» WHAT NEEDS TO BE DONE: Select from the records below every line that has the word "Secondary" in it.

» PROVIDED INFORMATION:
↓

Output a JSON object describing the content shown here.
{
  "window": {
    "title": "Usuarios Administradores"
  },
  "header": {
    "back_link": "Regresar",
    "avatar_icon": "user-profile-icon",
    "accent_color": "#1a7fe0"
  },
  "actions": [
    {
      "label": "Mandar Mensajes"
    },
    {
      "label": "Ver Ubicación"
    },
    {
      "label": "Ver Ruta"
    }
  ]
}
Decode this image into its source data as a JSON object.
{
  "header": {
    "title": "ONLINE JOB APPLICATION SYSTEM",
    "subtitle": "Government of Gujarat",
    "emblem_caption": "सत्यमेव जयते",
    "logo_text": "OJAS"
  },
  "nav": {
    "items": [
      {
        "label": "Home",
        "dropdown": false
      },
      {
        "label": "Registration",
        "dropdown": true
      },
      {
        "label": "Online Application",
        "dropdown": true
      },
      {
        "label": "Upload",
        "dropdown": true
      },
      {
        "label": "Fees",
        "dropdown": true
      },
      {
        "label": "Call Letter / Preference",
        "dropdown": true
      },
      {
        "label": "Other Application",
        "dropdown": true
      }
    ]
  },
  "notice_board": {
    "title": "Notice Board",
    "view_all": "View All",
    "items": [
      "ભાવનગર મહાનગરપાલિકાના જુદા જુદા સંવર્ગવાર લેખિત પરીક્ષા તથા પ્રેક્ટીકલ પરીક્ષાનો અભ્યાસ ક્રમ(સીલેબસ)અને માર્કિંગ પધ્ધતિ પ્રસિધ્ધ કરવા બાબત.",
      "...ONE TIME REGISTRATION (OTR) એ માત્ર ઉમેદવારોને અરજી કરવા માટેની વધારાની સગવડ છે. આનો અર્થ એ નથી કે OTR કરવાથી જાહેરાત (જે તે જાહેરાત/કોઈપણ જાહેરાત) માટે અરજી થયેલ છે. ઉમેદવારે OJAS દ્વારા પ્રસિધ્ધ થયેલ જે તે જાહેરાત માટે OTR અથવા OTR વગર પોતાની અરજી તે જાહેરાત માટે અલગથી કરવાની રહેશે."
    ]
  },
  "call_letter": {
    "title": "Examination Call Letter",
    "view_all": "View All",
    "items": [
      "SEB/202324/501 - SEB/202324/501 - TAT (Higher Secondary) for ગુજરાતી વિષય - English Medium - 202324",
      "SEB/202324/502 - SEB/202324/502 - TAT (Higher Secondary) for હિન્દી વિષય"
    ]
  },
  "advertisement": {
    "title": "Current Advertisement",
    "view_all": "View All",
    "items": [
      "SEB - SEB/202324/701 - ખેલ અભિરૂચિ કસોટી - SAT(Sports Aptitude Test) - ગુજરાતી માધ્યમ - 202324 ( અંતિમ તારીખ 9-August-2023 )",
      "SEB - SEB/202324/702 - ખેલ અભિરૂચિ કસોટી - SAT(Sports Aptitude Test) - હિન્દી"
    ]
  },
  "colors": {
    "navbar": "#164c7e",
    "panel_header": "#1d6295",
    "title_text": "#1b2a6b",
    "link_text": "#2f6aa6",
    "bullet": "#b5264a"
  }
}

↑

» REPLY TO THE EXERCISE:
      "SEB/202324/501 - SEB/202324/501 - TAT (Higher Secondary) for ગુજરાતી વિષય - English Medium - 202324",
      "SEB/202324/502 - SEB/202324/502 - TAT (Higher Secondary) for હિન્દી વિષય"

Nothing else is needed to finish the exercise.